Task to carry out ▸ In the entries that follow, which lines hold the string "levels"? List them.

### Provided data

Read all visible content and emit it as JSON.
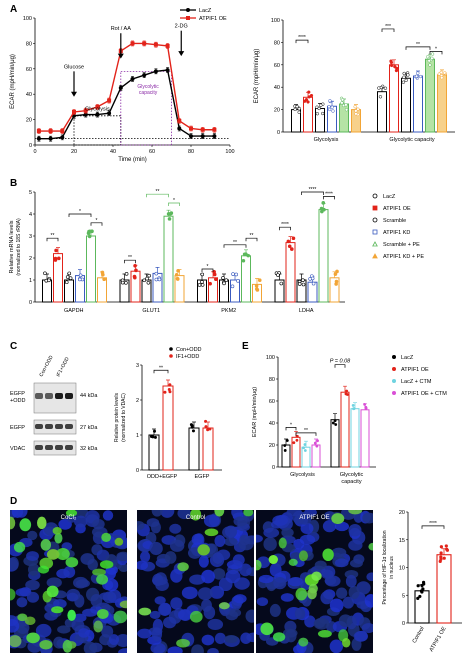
{
  "panels": {
    "A": "A",
    "B": "B",
    "C": "C",
    "D": "D",
    "E": "E"
  },
  "colors": {
    "black": "#000000",
    "red": "#e2231a",
    "purple": "#8a2aa6",
    "green": "#5cb85c",
    "blue": "#3b5bbf",
    "orange": "#f2a536",
    "cyan": "#6fd3e0",
    "magenta": "#d94fd6"
  },
  "chart_data": [
    {
      "id": "A-left",
      "type": "line",
      "xlabel": "Time (min)",
      "ylabel": "ECAR (mpH/min/μg)",
      "xlim": [
        0,
        100
      ],
      "ylim": [
        0,
        100
      ],
      "xticks": [
        "0",
        "20",
        "40",
        "60",
        "80",
        "100"
      ],
      "yticks": [
        "0",
        "20",
        "40",
        "60",
        "80",
        "100"
      ],
      "legend": [
        "LacZ",
        "ATPIF1 OE"
      ],
      "legend_position": "top-right",
      "annotations": {
        "glucose": "Glucose",
        "rot": "Rot / AA",
        "dg": "2-DG",
        "glycolysis": "Glycolysis",
        "capacity": "Glycolytic capacity"
      },
      "x": [
        2,
        8,
        14,
        20,
        26,
        32,
        38,
        44,
        50,
        56,
        62,
        68,
        74,
        80,
        86,
        92
      ],
      "series": [
        {
          "name": "LacZ",
          "values": [
            5,
            5,
            6,
            23,
            24,
            24,
            25,
            45,
            52,
            55,
            58,
            59,
            13,
            7,
            7,
            7
          ]
        },
        {
          "name": "ATPIF1 OE",
          "values": [
            11,
            11,
            11,
            26,
            27,
            30,
            35,
            74,
            80,
            80,
            79,
            78,
            19,
            13,
            12,
            12
          ]
        }
      ]
    },
    {
      "id": "A-right",
      "type": "bar",
      "ylabel": "ECAR (mpH/min/μg)",
      "ylim": [
        0,
        100
      ],
      "yticks": [
        "0",
        "20",
        "40",
        "60",
        "80",
        "100"
      ],
      "categories": [
        "Glycolysis",
        "Glycolytic capacity"
      ],
      "series": [
        {
          "values": [
            20,
            36
          ]
        },
        {
          "values": [
            31,
            60
          ]
        },
        {
          "values": [
            21,
            48
          ]
        },
        {
          "values": [
            23,
            50
          ]
        },
        {
          "values": [
            25,
            65
          ]
        },
        {
          "values": [
            20,
            51
          ]
        }
      ],
      "significance": [
        "****",
        "***",
        "**",
        "*"
      ]
    },
    {
      "id": "B",
      "type": "bar",
      "ylabel": "Relative mRNA levels (normalized to 18S rRNA)",
      "ylim": [
        0,
        5
      ],
      "yticks": [
        "0",
        "1",
        "2",
        "3",
        "4",
        "5"
      ],
      "categories": [
        "GAPDH",
        "GLUT1",
        "PKM2",
        "LDHA"
      ],
      "series": [
        {
          "name": "LacZ",
          "values": [
            1.0,
            1.0,
            1.0,
            1.0
          ]
        },
        {
          "name": "ATPIF1 OE",
          "values": [
            2.2,
            1.4,
            1.1,
            2.7
          ]
        },
        {
          "name": "Scramble",
          "values": [
            1.0,
            1.0,
            1.0,
            1.0
          ]
        },
        {
          "name": "ATPIF1 KD",
          "values": [
            1.2,
            1.3,
            1.0,
            0.9
          ]
        },
        {
          "name": "Scramble + PE",
          "values": [
            3.0,
            3.9,
            2.1,
            4.2
          ]
        },
        {
          "name": "ATPIF1 KD + PE",
          "values": [
            1.1,
            1.2,
            0.8,
            1.1
          ]
        }
      ],
      "significance": [
        "**",
        "*",
        "*",
        "**",
        "**",
        "*",
        "*",
        "**",
        "**",
        "****",
        "****",
        "****"
      ]
    },
    {
      "id": "C",
      "type": "bar",
      "ylabel": "Relative protein levels (normalized to VDAC)",
      "ylim": [
        0,
        3
      ],
      "yticks": [
        "0",
        "1",
        "2",
        "3"
      ],
      "categories": [
        "ODD+EGFP",
        "EGFP"
      ],
      "legend": [
        "Con+ODD",
        "IF1+ODD"
      ],
      "series": [
        {
          "name": "Con+ODD",
          "values": [
            1.0,
            1.2
          ]
        },
        {
          "name": "IF1+ODD",
          "values": [
            2.4,
            1.2
          ]
        }
      ],
      "significance": [
        "**"
      ]
    },
    {
      "id": "E",
      "type": "bar",
      "ylabel": "ECAR (mpH/min/μg)",
      "ylim": [
        0,
        100
      ],
      "yticks": [
        "0",
        "20",
        "40",
        "60",
        "80",
        "100"
      ],
      "categories": [
        "Glycolysis",
        "Glycolytic capacity"
      ],
      "series": [
        {
          "name": "LacZ",
          "values": [
            20,
            43
          ]
        },
        {
          "name": "ATPIF1 OE",
          "values": [
            27,
            68
          ]
        },
        {
          "name": "LacZ + CTM",
          "values": [
            18,
            53
          ]
        },
        {
          "name": "ATPIF1 OE + CTM",
          "values": [
            20,
            52
          ]
        }
      ],
      "significance": [
        "*",
        "**"
      ],
      "pvalue_label": "P = 0.08"
    },
    {
      "id": "D-right",
      "type": "bar",
      "ylabel": "Percentage of HIF-1α localization in nucleus",
      "ylim": [
        0,
        20
      ],
      "yticks": [
        "0",
        "5",
        "10",
        "15",
        "20"
      ],
      "categories": [
        "Control",
        "ATPIF1 OE"
      ],
      "values": [
        5.8,
        12.3
      ],
      "significance": [
        "****"
      ]
    }
  ],
  "western": {
    "col_labels": [
      "Con+ODD",
      "IF1+ODD"
    ],
    "rows": [
      {
        "label": "EGFP\n+ODD",
        "label1": "EGFP",
        "label2": "+ODD",
        "kda": "44 kDa"
      },
      {
        "label": "EGFP",
        "kda": "27 kDa"
      },
      {
        "label": "VDAC",
        "kda": "32 kDa"
      }
    ]
  },
  "micrographs": {
    "titles": [
      "CoCl₂",
      "Control",
      "ATPIF1 OE"
    ]
  }
}
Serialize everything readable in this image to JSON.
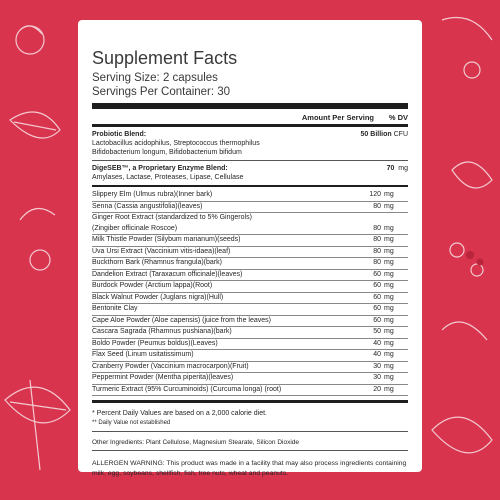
{
  "title": "Supplement Facts",
  "serving_size": "Serving Size: 2 capsules",
  "servings_per_container": "Servings Per Container: 30",
  "header": {
    "amount": "Amount Per Serving",
    "dv": "% DV"
  },
  "probiotic": {
    "label": "Probiotic Blend:",
    "amount": "50 Billion",
    "unit": "CFU",
    "line1": "Lactobacillus acidophilus, Streptococcus thermophilus",
    "line2": "Bifidobacterium longum, Bifidobacterium bifidum"
  },
  "enzyme": {
    "label": "DigeSEB™, a Proprietary Enzyme Blend:",
    "amount": "70",
    "unit": "mg",
    "line1": "Amylases, Lactase, Proteases, Lipase, Cellulase"
  },
  "ingredients": [
    {
      "name": "Slippery Elm (Ulmus rubra)(Inner bark)",
      "value": "120",
      "unit": "mg"
    },
    {
      "name": "Senna (Cassia angustifolia)(leaves)",
      "value": "80",
      "unit": "mg"
    },
    {
      "name": "Ginger Root Extract (standardized to 5% Gingerols)",
      "name2": "(Zingiber officinale Roscoe)",
      "value": "80",
      "unit": "mg"
    },
    {
      "name": "Milk Thistle Powder (Silybum marianum)(seeds)",
      "value": "80",
      "unit": "mg"
    },
    {
      "name": "Uva Ursi Extract (Vaccinium vitis-idaea)(leaf)",
      "value": "80",
      "unit": "mg"
    },
    {
      "name": "Buckthorn Bark (Rhamnus frangula)(bark)",
      "value": "80",
      "unit": "mg"
    },
    {
      "name": "Dandelion Extract (Taraxacum officinale)(leaves)",
      "value": "60",
      "unit": "mg"
    },
    {
      "name": "Burdock Powder (Arctium lappa)(Root)",
      "value": "60",
      "unit": "mg"
    },
    {
      "name": "Black Walnut Powder (Juglans nigra)(Hull)",
      "value": "60",
      "unit": "mg"
    },
    {
      "name": "Bentonite Clay",
      "value": "60",
      "unit": "mg"
    },
    {
      "name": "Cape Aloe Powder (Aloe capensis) (juice from the leaves)",
      "value": "60",
      "unit": "mg"
    },
    {
      "name": "Cascara Sagrada (Rhamnus pushiana)(bark)",
      "value": "50",
      "unit": "mg"
    },
    {
      "name": "Boldo Powder (Peumus boldus)(Leaves)",
      "value": "40",
      "unit": "mg"
    },
    {
      "name": "Flax Seed (Linum usitatissimum)",
      "value": "40",
      "unit": "mg"
    },
    {
      "name": "Cranberry Powder (Vaccinium macrocarpon)(Fruit)",
      "value": "30",
      "unit": "mg"
    },
    {
      "name": "Peppermint Powder (Mentha piperita)(leaves)",
      "value": "30",
      "unit": "mg"
    },
    {
      "name": "Turmeric Extract (95% Curcuminoids) (Curcuma longa) (root)",
      "value": "20",
      "unit": "mg"
    }
  ],
  "footnote1": "* Percent Daily Values are based on a 2,000 calorie diet.",
  "footnote2": "** Daily Value not established",
  "other_ingredients": "Other Ingredients: Plant Cellulose, Magnesium Stearate, Silicon Dioxide",
  "allergen": "ALLERGEN WARNING: This product was made in a facility that may also process ingredients containing milk, egg, soybeans, shellfish, fish, tree nuts, wheat and peanuts.",
  "colors": {
    "background": "#d8344e",
    "card": "#ffffff"
  }
}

######

Your response ▸
      "ylabel": "Relative mRNA levels (normalized to 18S rRNA)",
      "ylabel": "Relative protein levels (normalized to VDAC)",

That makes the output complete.